Stored data:
------------------------------------------------------------------------

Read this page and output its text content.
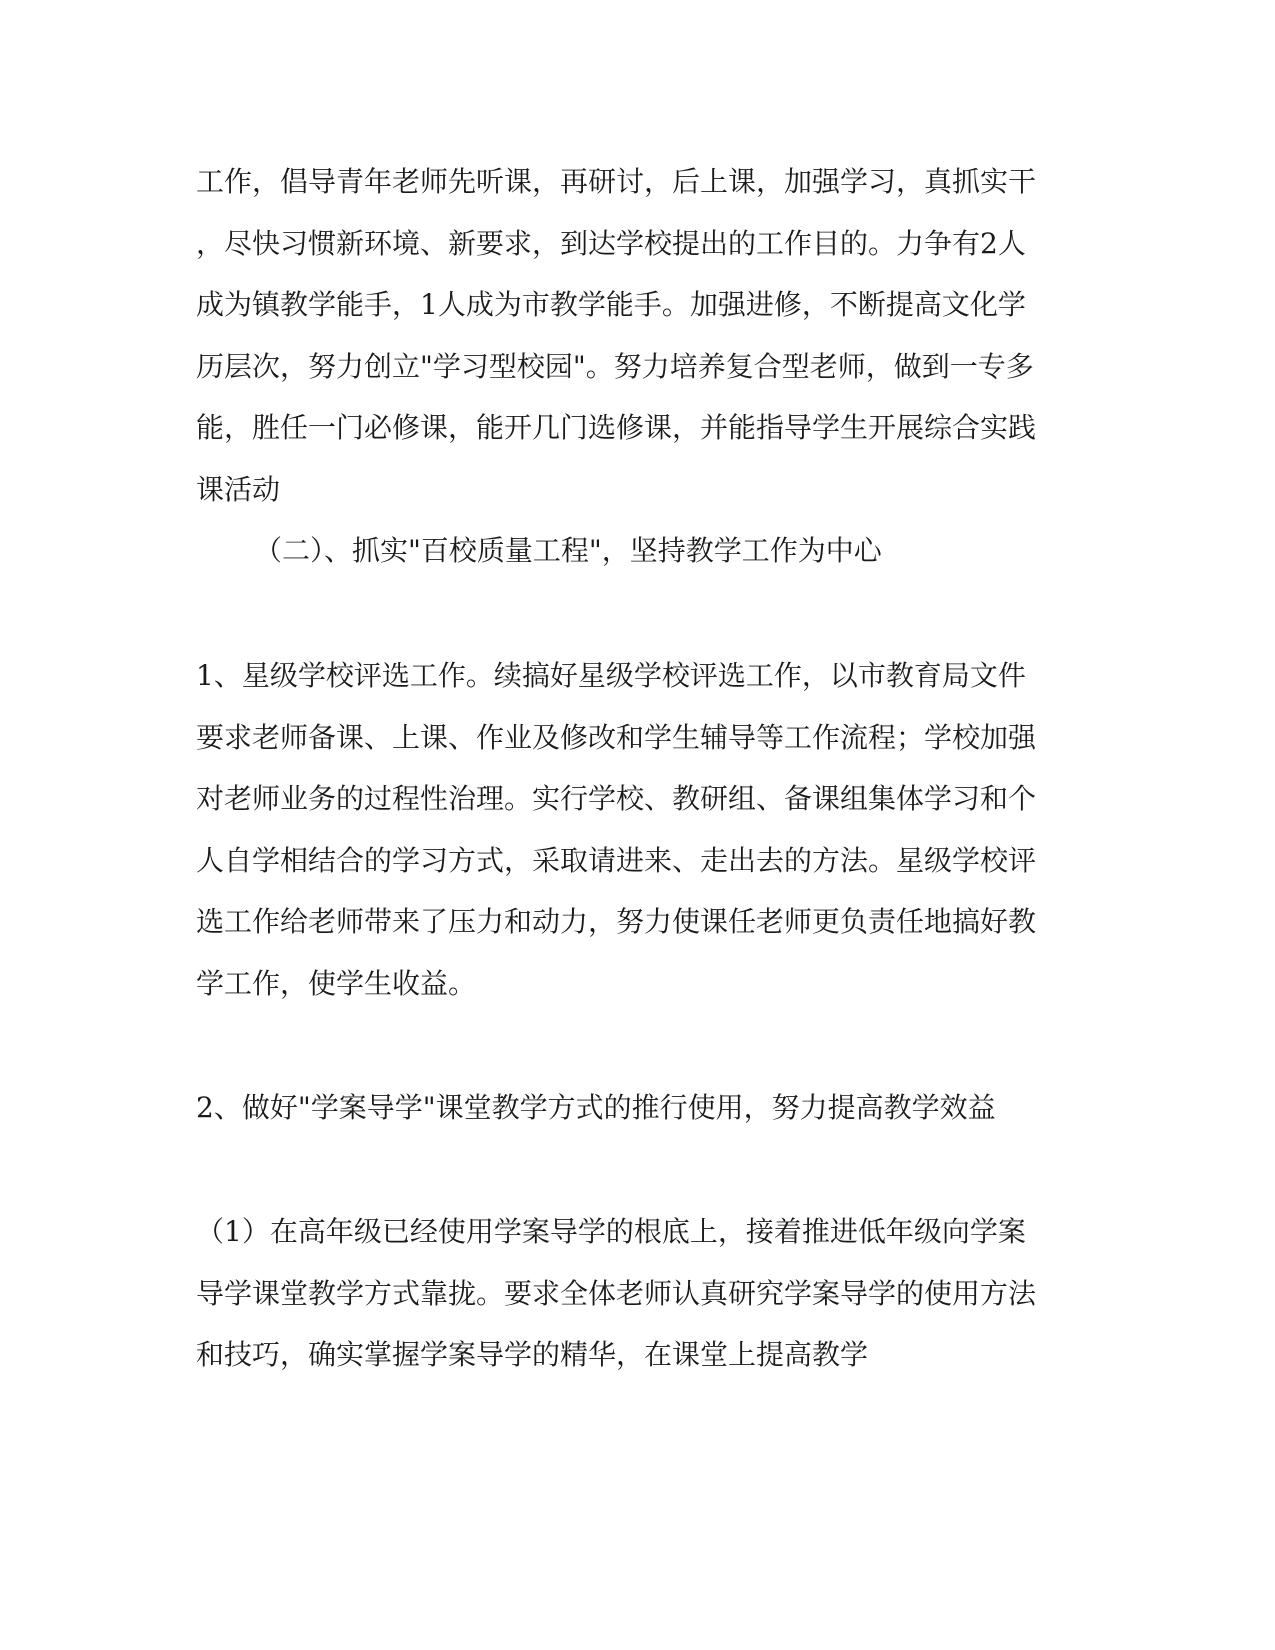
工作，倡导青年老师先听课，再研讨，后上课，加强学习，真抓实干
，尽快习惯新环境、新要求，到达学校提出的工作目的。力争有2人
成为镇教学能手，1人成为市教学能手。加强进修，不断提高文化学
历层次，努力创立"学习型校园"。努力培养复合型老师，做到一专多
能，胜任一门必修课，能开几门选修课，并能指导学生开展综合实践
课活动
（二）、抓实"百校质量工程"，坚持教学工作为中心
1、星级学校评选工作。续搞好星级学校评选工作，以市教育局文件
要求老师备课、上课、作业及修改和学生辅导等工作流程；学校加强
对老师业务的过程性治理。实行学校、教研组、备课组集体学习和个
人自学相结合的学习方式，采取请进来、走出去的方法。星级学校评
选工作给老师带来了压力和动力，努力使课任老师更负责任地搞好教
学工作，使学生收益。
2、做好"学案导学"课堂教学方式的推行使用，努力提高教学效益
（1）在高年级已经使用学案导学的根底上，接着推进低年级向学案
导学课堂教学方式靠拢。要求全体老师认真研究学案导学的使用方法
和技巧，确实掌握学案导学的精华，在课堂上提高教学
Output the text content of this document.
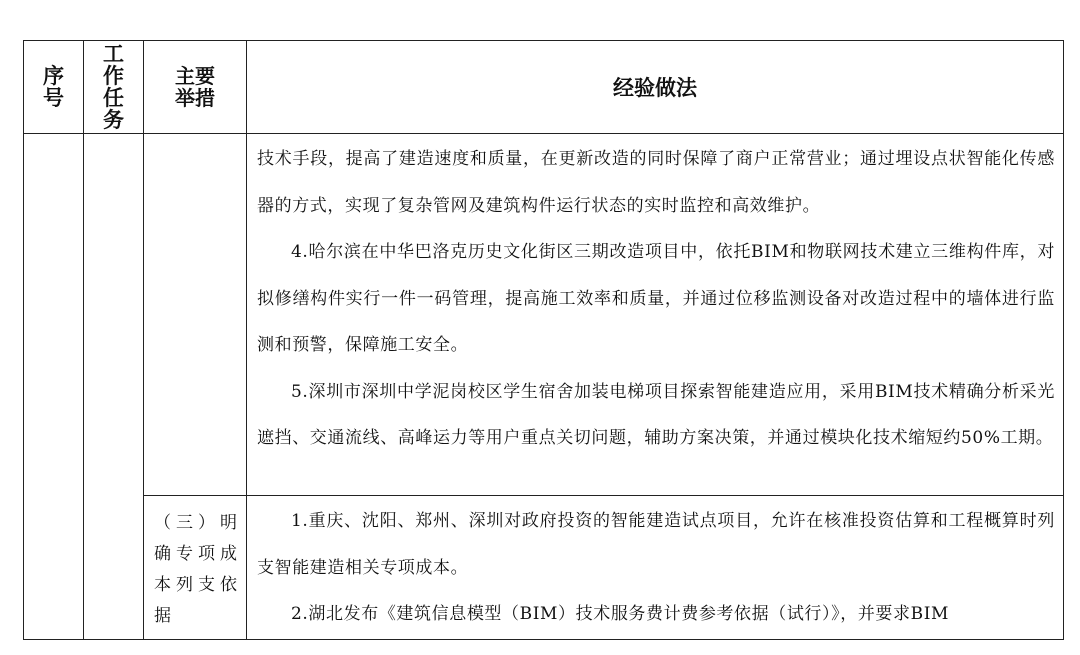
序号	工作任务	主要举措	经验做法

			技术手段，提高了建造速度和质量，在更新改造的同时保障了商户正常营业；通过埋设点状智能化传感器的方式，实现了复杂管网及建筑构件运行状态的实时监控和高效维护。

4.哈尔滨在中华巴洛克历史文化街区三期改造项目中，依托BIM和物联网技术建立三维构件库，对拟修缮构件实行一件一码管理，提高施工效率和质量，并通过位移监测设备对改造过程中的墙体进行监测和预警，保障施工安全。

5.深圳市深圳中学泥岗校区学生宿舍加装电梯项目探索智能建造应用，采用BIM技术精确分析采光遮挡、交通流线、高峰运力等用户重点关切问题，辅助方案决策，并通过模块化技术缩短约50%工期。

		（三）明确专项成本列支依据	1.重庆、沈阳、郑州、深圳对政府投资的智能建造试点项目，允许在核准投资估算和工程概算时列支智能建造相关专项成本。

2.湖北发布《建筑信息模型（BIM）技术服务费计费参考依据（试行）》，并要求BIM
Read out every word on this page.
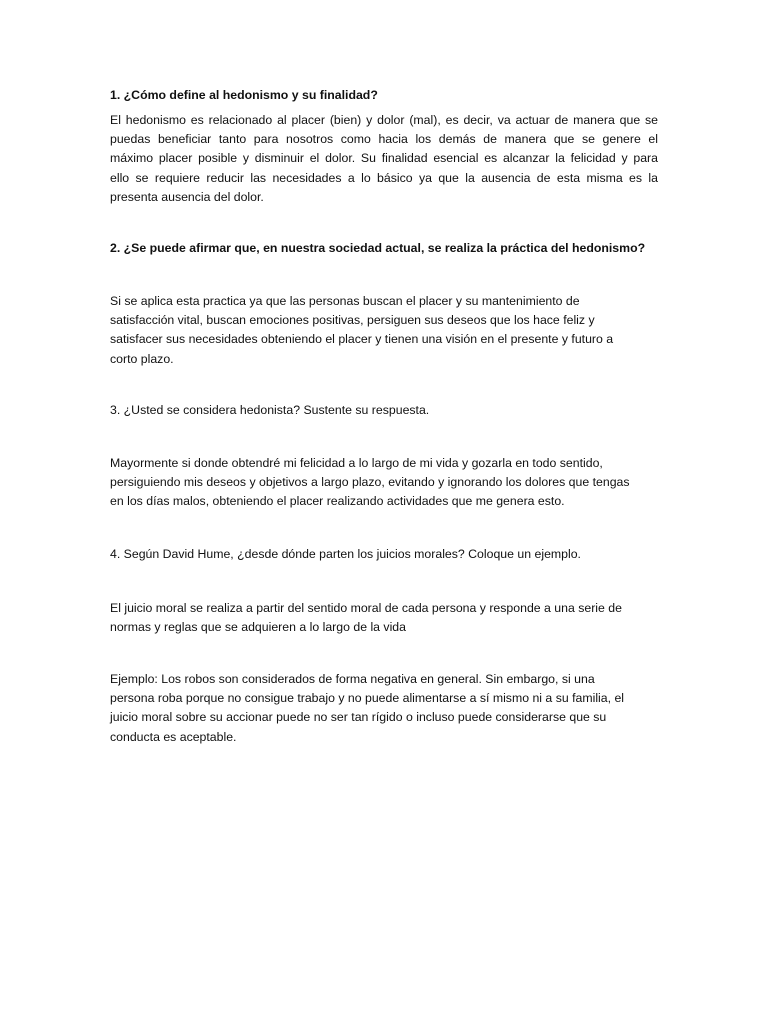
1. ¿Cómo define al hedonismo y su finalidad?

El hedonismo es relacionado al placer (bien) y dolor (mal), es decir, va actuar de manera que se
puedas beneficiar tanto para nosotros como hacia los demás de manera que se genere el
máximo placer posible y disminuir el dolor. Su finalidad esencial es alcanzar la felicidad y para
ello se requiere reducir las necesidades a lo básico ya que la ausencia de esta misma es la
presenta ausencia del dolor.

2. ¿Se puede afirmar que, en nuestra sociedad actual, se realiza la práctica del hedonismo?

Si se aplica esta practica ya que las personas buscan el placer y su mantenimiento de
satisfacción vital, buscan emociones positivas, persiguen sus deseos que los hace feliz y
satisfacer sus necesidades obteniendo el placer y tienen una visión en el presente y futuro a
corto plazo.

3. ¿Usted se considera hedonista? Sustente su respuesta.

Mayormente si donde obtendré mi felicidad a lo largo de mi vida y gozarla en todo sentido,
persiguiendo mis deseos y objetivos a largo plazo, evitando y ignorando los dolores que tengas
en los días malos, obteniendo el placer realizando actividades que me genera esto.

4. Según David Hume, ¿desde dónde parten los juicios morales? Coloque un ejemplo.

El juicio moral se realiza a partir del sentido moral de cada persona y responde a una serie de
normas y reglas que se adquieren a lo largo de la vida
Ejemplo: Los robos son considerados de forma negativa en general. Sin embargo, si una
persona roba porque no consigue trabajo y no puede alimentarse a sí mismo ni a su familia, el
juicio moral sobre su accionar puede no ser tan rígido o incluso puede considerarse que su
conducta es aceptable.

------------------------------------------------------------------------

Work to complete: List each line of the entries that holds the string "puede".

Answer to this task:
2. ¿Se puede afirmar que, en nuestra sociedad actual, se realiza la práctica del hedonismo?
persona roba porque no consigue trabajo y no puede alimentarse a sí mismo ni a su familia, el
juicio moral sobre su accionar puede no ser tan rígido o incluso puede considerarse que su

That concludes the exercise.